OBJECTIVE:
Return the lines below that carry the word "title".

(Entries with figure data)
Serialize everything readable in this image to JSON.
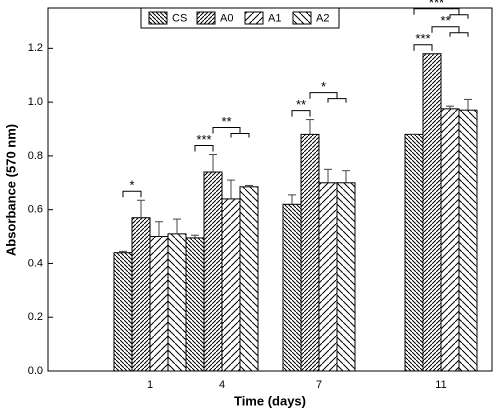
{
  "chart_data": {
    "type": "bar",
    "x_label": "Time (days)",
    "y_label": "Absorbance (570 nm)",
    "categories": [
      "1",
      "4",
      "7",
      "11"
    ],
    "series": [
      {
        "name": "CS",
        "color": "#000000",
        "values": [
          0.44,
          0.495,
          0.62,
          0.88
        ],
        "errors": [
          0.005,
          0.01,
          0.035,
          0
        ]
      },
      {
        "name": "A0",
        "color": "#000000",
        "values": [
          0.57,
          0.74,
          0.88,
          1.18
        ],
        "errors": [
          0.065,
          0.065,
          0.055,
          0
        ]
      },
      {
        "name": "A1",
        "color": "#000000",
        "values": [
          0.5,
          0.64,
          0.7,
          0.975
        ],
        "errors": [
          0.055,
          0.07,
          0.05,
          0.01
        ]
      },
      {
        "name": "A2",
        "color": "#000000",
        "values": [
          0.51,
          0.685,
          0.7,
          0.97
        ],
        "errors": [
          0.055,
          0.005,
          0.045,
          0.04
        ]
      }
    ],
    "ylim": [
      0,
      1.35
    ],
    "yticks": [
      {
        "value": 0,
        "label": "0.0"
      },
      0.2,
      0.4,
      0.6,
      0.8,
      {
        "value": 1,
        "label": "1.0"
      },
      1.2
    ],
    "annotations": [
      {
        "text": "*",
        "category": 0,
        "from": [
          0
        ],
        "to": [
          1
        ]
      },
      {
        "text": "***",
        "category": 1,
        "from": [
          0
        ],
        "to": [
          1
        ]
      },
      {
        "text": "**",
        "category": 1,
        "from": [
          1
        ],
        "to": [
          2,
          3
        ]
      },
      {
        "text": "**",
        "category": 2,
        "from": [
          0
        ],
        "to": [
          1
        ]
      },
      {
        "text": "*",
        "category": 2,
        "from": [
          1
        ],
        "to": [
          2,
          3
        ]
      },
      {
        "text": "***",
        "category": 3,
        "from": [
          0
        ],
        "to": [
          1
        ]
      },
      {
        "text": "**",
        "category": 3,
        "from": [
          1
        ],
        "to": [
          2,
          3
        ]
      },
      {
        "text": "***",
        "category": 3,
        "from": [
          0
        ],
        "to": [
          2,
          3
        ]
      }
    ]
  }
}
* * *
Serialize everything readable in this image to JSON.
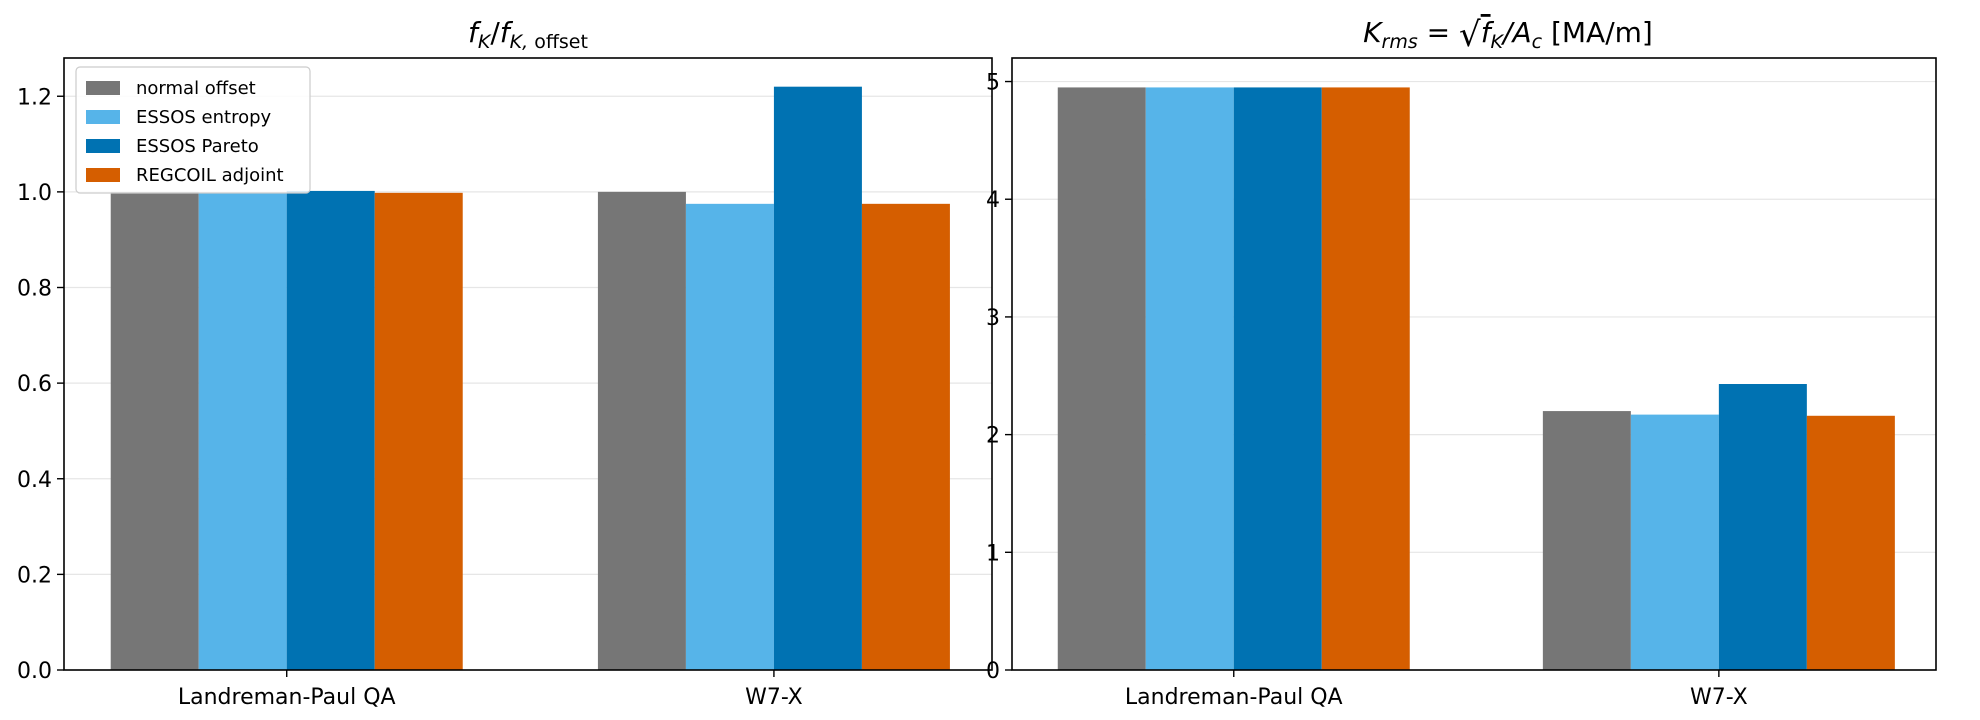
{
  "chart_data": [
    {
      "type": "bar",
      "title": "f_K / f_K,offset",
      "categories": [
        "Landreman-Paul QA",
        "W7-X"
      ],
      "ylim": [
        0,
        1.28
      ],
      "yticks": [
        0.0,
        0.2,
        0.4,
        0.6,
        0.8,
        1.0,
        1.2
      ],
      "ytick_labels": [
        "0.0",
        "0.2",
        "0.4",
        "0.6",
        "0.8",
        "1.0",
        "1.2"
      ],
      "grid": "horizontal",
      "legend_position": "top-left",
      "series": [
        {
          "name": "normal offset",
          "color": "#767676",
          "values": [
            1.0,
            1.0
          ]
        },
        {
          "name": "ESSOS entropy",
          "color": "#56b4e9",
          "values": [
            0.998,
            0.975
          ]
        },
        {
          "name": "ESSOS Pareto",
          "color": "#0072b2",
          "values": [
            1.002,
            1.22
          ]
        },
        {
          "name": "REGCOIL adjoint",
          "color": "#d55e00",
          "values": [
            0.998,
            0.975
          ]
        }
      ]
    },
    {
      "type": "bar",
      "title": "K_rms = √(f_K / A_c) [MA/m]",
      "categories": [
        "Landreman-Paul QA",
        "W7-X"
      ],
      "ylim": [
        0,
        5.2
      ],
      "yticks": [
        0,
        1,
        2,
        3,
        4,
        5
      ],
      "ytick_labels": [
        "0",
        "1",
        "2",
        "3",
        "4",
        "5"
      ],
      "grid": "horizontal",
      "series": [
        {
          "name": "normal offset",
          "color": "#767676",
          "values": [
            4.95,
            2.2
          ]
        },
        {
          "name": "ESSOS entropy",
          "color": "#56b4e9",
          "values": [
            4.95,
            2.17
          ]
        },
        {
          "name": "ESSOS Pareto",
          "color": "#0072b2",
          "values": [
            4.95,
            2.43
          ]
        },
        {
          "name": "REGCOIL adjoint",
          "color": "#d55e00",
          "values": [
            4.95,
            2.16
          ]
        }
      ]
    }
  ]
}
...
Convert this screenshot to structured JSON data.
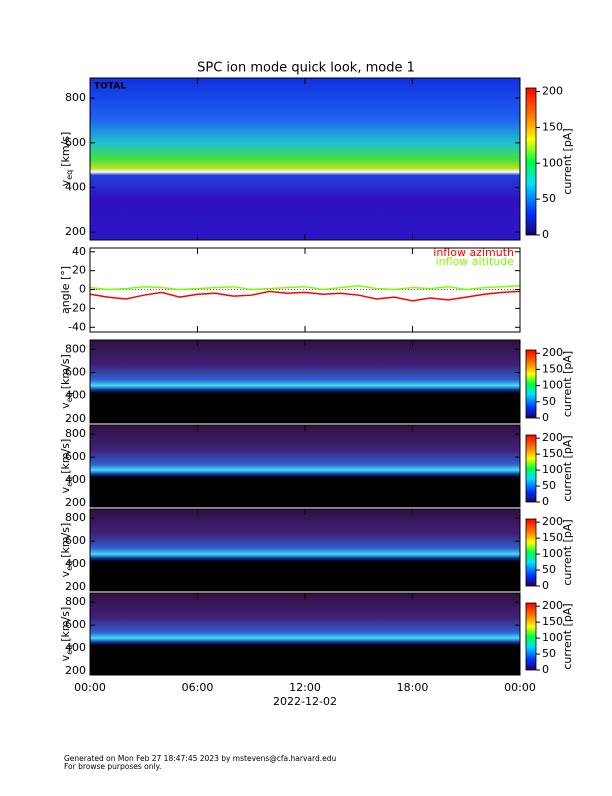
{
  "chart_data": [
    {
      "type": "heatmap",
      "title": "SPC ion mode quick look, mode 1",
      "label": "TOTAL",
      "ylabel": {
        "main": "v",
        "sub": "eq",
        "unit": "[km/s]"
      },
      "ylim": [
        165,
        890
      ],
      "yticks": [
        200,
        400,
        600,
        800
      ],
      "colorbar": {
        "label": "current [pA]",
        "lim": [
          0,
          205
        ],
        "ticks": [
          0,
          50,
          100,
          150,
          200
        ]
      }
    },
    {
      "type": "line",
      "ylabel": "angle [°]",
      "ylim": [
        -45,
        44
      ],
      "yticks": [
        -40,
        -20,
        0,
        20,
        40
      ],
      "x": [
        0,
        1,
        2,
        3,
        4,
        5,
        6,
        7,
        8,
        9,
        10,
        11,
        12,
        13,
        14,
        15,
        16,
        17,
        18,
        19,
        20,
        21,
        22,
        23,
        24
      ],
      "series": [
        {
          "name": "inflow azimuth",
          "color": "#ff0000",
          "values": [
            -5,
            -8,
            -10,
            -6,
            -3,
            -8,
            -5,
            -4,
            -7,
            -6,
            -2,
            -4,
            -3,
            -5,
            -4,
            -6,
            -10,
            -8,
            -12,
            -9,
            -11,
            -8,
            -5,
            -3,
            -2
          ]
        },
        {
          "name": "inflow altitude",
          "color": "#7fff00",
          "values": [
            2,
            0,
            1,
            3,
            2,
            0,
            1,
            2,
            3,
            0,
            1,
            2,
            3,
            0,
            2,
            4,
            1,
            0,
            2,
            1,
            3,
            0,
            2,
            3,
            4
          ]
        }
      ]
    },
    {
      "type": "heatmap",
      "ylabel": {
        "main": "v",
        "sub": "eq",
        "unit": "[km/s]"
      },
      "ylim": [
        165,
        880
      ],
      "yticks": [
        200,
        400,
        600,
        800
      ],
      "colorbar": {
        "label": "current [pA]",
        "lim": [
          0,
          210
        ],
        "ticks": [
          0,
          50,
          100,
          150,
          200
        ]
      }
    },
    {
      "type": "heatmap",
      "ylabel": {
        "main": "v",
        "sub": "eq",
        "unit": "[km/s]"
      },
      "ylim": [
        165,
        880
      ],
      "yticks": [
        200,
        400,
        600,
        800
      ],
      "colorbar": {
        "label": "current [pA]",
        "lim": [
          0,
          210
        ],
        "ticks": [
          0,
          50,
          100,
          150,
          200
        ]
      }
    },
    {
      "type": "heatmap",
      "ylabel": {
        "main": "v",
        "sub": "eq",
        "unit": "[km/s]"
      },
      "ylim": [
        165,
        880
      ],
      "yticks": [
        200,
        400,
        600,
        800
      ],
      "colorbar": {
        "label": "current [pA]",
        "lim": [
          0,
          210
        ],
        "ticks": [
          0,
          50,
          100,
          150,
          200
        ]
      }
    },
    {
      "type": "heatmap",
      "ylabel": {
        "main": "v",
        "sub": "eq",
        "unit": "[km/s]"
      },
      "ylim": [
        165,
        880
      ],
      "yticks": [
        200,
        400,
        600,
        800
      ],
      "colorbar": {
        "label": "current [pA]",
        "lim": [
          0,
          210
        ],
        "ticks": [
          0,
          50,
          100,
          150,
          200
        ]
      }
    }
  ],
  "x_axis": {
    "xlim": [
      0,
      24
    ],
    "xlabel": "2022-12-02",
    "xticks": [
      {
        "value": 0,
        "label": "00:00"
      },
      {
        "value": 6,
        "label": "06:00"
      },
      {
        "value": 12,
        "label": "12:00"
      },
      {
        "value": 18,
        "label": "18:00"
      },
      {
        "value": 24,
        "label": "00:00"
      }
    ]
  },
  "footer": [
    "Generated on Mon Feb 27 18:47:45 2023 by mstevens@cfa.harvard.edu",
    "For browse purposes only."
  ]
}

FULL RESPONSE:
      "title": "f_K / f_K,offset",
      "title": "K_rms = √(f_K / A_c) [MA/m]",
      "title": "SPC ion mode quick look, mode 1",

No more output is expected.